▶ **TASKS TO CARRY OUT**
- a) Using the court decision that follows, answer each question below.
(i) On what date was the Supreme Court order that the defendant appeals from issued?
(ii) Up to what amount per person for bodily injury did the supplementary uninsured motorist provision provide coverage?
(iii) How much did the arbitrator award the defendant?
- b) Retype the passage of the court decision from "At an arbitration" to "we now affirm.", reproducing it without alteration.

In an action to enforce a contractual right to a trial de novo, the defendant Myron Jacobs appeals from an order of the Supreme Court, Nassau County (Brucia, J.), dated November 30, 1992, which denied his motion, inter alia, to confirm an arbitrator’s award.
Ordered that the order is affirmed, with costs.
The defendant was allegedly seriously injured in an automobile accident on March 3, 1989, while he was driving an automobile owned by the plaintiffs insured. The insured’s policy contained a supplementary uninsured motorist provision, which provided coverage of up to $100,000 per person for bodily injury. This provision provided for arbitration of disputes pertaining to the supplementary coverage. The arbitration was to be binding when the award did not exceed the $10,000 limit set forth in Insurance Law § 3420 (f) (2); however should the award exceed that amount, either party had the right to seek a trial de novo, regardless of the method of arbitration.
At an arbitration between the carrier and defendant, conducted in June, 1991, both sides submitted conflicting medical testimony regarding the extent of the defendant’s alleged injuries. The arbitrator awarded the defendant $500,000, following which the carrier commenced this action for a trial de novo. The defendant moved for an order, inter alia, to confirm the arbitrator’s award and to dismiss the complaint. The Supreme Court denied the motion and we now affirm.

▶ **EXTRACTED ENTRIES**

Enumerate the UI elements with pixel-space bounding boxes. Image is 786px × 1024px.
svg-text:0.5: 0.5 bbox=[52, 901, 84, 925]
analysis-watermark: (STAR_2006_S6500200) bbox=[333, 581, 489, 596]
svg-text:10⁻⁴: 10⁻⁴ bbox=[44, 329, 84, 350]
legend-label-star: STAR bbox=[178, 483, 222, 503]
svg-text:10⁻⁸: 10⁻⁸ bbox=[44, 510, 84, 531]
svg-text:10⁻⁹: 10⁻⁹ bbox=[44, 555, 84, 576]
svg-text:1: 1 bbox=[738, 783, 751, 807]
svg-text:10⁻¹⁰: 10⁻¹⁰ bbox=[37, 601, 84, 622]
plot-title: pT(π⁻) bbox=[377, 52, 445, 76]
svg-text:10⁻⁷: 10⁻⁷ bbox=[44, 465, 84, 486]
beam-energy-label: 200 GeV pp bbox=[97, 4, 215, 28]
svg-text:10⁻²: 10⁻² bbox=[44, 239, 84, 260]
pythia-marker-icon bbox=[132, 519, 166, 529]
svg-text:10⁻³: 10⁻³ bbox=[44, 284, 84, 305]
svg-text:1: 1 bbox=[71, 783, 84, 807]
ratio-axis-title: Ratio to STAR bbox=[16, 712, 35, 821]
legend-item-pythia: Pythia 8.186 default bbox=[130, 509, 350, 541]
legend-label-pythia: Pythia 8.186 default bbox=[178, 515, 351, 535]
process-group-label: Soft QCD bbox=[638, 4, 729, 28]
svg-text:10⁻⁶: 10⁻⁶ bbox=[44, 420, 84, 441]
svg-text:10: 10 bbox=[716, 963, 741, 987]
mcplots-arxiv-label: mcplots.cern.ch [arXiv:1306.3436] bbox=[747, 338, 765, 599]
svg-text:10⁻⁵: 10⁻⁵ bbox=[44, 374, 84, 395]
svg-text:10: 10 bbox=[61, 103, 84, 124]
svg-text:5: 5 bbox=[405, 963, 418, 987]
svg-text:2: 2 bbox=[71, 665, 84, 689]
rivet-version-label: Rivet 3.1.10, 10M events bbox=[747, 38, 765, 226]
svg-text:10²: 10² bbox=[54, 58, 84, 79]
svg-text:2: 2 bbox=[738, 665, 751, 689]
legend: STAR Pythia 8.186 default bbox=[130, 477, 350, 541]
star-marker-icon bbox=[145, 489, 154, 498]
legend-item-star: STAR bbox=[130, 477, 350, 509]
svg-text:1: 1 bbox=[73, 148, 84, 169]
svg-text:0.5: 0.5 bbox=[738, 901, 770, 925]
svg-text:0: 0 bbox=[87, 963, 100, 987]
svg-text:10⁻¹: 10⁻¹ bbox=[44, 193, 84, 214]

▶ **COMPLETED EXERCISE**
- a)
(i) November 30, 1992
(ii) $100,000
(iii) $500,000

- b)
At an arbitration between the carrier and defendant, conducted in June, 1991, both sides submitted conflicting medical testimony regarding the extent of the defendant’s alleged injuries. The arbitrator awarded the defendant $500,000, following which the carrier commenced this action for a trial de novo. The defendant moved for an order, inter alia, to confirm the arbitrator’s award and to dismiss the complaint. The Supreme Court denied the motion and we now affirm.